_EXERCISE REQUIREMENTS:_ In the copy, keep every record exact and leave out all images.

Saved entries:
>>>

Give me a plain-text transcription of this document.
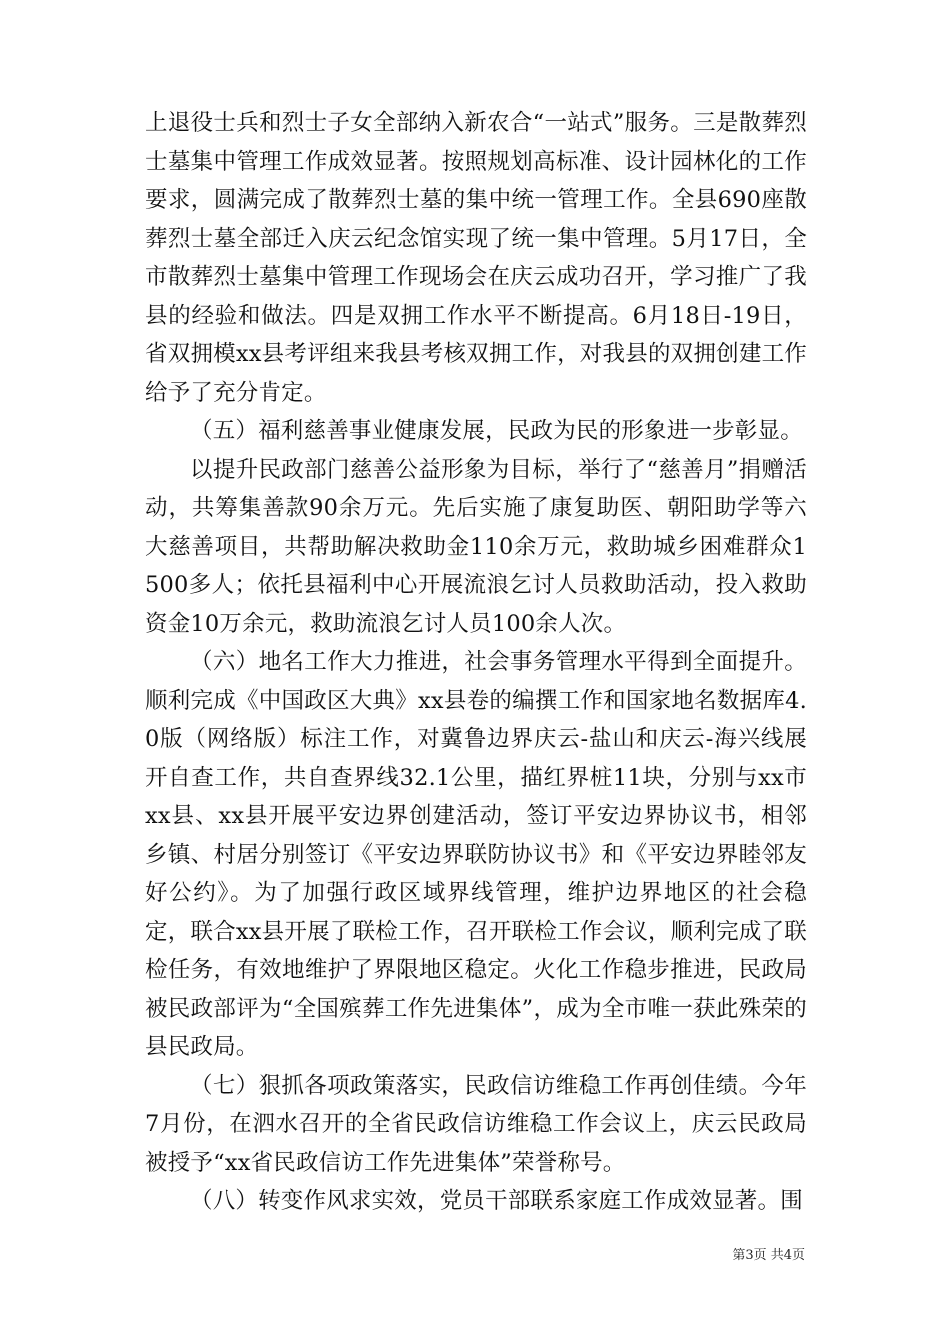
上退役士兵和烈士子女全部纳入新农合“一站式”服务。三是散葬烈士墓集中管理工作成效显著。按照规划高标准、设计园林化的工作要求，圆满完成了散葬烈士墓的集中统一管理工作。全县690座散葬烈士墓全部迁入庆云纪念馆实现了统一集中管理。5月17日，全市散葬烈士墓集中管理工作现场会在庆云成功召开，学习推广了我县的经验和做法。四是双拥工作水平不断提高。6月18日-19日，省双拥模xx县考评组来我县考核双拥工作，对我县的双拥创建工作给予了充分肯定。

（五）福利慈善事业健康发展，民政为民的形象进一步彰显。

以提升民政部门慈善公益形象为目标，举行了“慈善月”捐赠活动，共筹集善款90余万元。先后实施了康复助医、朝阳助学等六大慈善项目，共帮助解决救助金110余万元，救助城乡困难群众1500多人；依托县福利中心开展流浪乞讨人员救助活动，投入救助资金10万余元，救助流浪乞讨人员100余人次。

（六）地名工作大力推进，社会事务管理水平得到全面提升。顺利完成《中国政区大典》xx县卷的编撰工作和国家地名数据库4.0版（网络版）标注工作，对冀鲁边界庆云-盐山和庆云-海兴线展开自查工作，共自查界线32.1公里，描红界桩11块，分别与xx市xx县、xx县开展平安边界创建活动，签订平安边界协议书，相邻乡镇、村居分别签订《平安边界联防协议书》和《平安边界睦邻友好公约》。为了加强行政区域界线管理，维护边界地区的社会稳定，联合xx县开展了联检工作，召开联检工作会议，顺利完成了联检任务，有效地维护了界限地区稳定。火化工作稳步推进，民政局被民政部评为“全国殡葬工作先进集体”，成为全市唯一获此殊荣的县民政局。

（七）狠抓各项政策落实，民政信访维稳工作再创佳绩。今年7月份，在泗水召开的全省民政信访维稳工作会议上，庆云民政局被授予“xx省民政信访工作先进集体”荣誉称号。

（八）转变作风求实效，党员干部联系家庭工作成效显著。围

第3页 共4页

<<<

_ANSWER TO THE EXERCISE:_
Give me a plain-text transcription of this document.
上退役士兵和烈士子女全部纳入新农合“一站式”服务。三是散葬烈士墓集中管理工作成效显著。按照规划高标准、设计园林化的工作要求，圆满完成了散葬烈士墓的集中统一管理工作。全县690座散葬烈士墓全部迁入庆云纪念馆实现了统一集中管理。5月17日，全市散葬烈士墓集中管理工作现场会在庆云成功召开，学习推广了我县的经验和做法。四是双拥工作水平不断提高。6月18日-19日，省双拥模xx县考评组来我县考核双拥工作，对我县的双拥创建工作给予了充分肯定。

（五）福利慈善事业健康发展，民政为民的形象进一步彰显。

以提升民政部门慈善公益形象为目标，举行了“慈善月”捐赠活动，共筹集善款90余万元。先后实施了康复助医、朝阳助学等六大慈善项目，共帮助解决救助金110余万元，救助城乡困难群众1500多人；依托县福利中心开展流浪乞讨人员救助活动，投入救助资金10万余元，救助流浪乞讨人员100余人次。

（六）地名工作大力推进，社会事务管理水平得到全面提升。顺利完成《中国政区大典》xx县卷的编撰工作和国家地名数据库4.0版（网络版）标注工作，对冀鲁边界庆云-盐山和庆云-海兴线展开自查工作，共自查界线32.1公里，描红界桩11块，分别与xx市xx县、xx县开展平安边界创建活动，签订平安边界协议书，相邻乡镇、村居分别签订《平安边界联防协议书》和《平安边界睦邻友好公约》。为了加强行政区域界线管理，维护边界地区的社会稳定，联合xx县开展了联检工作，召开联检工作会议，顺利完成了联检任务，有效地维护了界限地区稳定。火化工作稳步推进，民政局被民政部评为“全国殡葬工作先进集体”，成为全市唯一获此殊荣的县民政局。

（七）狠抓各项政策落实，民政信访维稳工作再创佳绩。今年7月份，在泗水召开的全省民政信访维稳工作会议上，庆云民政局被授予“xx省民政信访工作先进集体”荣誉称号。

（八）转变作风求实效，党员干部联系家庭工作成效显著。围

第3页 共4页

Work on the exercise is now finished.